## Input material
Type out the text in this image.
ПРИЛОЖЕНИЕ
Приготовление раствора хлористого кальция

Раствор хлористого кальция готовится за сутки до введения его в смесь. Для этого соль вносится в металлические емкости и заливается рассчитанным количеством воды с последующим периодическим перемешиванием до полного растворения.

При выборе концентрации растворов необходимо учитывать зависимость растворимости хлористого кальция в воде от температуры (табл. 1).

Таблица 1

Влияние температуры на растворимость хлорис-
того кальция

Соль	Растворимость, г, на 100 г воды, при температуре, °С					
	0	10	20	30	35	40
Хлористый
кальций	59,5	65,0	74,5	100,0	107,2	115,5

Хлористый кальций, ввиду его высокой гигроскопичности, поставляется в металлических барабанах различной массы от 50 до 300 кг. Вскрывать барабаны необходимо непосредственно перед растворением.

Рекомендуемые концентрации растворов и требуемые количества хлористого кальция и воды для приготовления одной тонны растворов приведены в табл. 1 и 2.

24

## Aim
Can you give every line above again, exactly as written?

## Task answer
Type out the text in this image.
ПРИЛОЖЕНИЕ
Приготовление раствора хлористого кальция

Раствор хлористого кальция готовится за сутки до введения его в смесь. Для этого соль вносится в металлические емкости и заливается рассчитанным количеством воды с последующим периодическим перемешиванием до полного растворения.

При выборе концентрации растворов необходимо учитывать зависимость растворимости хлористого кальция в воде от температуры (табл. 1).

Таблица 1

Влияние температуры на растворимость хлорис-
того кальция

Соль	Растворимость, г, на 100 г воды, при температуре, °С					
	0	10	20	30	35	40
Хлористый
кальций	59,5	65,0	74,5	100,0	107,2	115,5

Хлористый кальций, ввиду его высокой гигроскопичности, поставляется в металлических барабанах различной массы от 50 до 300 кг. Вскрывать барабаны необходимо непосредственно перед растворением.

Рекомендуемые концентрации растворов и требуемые количества хлористого кальция и воды для приготовления одной тонны растворов приведены в табл. 1 и 2.

24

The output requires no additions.